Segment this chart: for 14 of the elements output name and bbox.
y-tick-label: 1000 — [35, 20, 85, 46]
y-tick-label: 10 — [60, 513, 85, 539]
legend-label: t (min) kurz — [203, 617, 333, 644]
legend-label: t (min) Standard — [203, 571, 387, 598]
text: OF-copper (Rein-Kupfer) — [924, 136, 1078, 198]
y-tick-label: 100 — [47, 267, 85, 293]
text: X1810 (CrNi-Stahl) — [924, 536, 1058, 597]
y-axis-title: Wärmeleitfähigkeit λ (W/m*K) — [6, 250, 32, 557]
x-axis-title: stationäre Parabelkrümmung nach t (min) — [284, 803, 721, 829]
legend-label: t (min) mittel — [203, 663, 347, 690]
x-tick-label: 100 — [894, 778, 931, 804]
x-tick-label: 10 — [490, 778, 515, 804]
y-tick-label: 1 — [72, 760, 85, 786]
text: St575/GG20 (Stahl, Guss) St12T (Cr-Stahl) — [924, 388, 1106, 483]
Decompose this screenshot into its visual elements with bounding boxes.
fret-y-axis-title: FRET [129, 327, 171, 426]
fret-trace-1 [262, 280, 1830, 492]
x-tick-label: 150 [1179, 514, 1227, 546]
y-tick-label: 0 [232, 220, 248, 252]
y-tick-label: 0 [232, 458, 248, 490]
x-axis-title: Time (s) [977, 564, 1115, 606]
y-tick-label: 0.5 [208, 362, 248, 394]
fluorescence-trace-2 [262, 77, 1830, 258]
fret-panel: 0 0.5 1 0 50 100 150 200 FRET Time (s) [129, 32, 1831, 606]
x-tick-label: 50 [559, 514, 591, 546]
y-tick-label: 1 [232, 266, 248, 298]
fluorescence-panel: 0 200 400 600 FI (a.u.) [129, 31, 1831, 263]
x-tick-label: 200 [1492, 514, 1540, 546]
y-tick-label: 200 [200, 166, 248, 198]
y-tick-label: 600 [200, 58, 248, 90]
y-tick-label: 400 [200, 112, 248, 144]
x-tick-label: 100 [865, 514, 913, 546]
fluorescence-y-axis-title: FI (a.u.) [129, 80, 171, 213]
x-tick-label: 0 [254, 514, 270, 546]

○ ○ ○ ○ ○ ○ ○

YOUR OBJECTIVE: Reproduce every line of the records above without any alteration.

WORKED SOLUTION:
Segment this chart: for 14 of the elements output name and bbox.
y-tick-label: 1000 — [35, 20, 85, 46]
y-tick-label: 10 — [60, 513, 85, 539]
legend-label: t (min) kurz — [203, 617, 333, 644]
legend-label: t (min) Standard — [203, 571, 387, 598]
text: OF-copper (Rein-Kupfer) — [924, 136, 1078, 198]
y-tick-label: 100 — [47, 267, 85, 293]
text: X1810 (CrNi-Stahl) — [924, 536, 1058, 597]
y-axis-title: Wärmeleitfähigkeit λ (W/m*K) — [6, 250, 32, 557]
x-axis-title: stationäre Parabelkrümmung nach t (min) — [284, 803, 721, 829]
legend-label: t (min) mittel — [203, 663, 347, 690]
x-tick-label: 100 — [894, 778, 931, 804]
x-tick-label: 10 — [490, 778, 515, 804]
y-tick-label: 1 — [72, 760, 85, 786]
text: St575/GG20 (Stahl, Guss) St12T (Cr-Stahl) — [924, 388, 1106, 483]
Decompose this screenshot into its visual elements with bounding boxes.
fret-y-axis-title: FRET [129, 327, 171, 426]
fret-trace-1 [262, 280, 1830, 492]
x-tick-label: 150 [1179, 514, 1227, 546]
y-tick-label: 0 [232, 220, 248, 252]
y-tick-label: 0 [232, 458, 248, 490]
x-axis-title: Time (s) [977, 564, 1115, 606]
y-tick-label: 0.5 [208, 362, 248, 394]
fluorescence-trace-2 [262, 77, 1830, 258]
fret-panel: 0 0.5 1 0 50 100 150 200 FRET Time (s) [129, 32, 1831, 606]
x-tick-label: 50 [559, 514, 591, 546]
y-tick-label: 1 [232, 266, 248, 298]
fluorescence-panel: 0 200 400 600 FI (a.u.) [129, 31, 1831, 263]
x-tick-label: 200 [1492, 514, 1540, 546]
y-tick-label: 200 [200, 166, 248, 198]
y-tick-label: 600 [200, 58, 248, 90]
y-tick-label: 400 [200, 112, 248, 144]
x-tick-label: 100 [865, 514, 913, 546]
fluorescence-y-axis-title: FI (a.u.) [129, 80, 171, 213]
x-tick-label: 0 [254, 514, 270, 546]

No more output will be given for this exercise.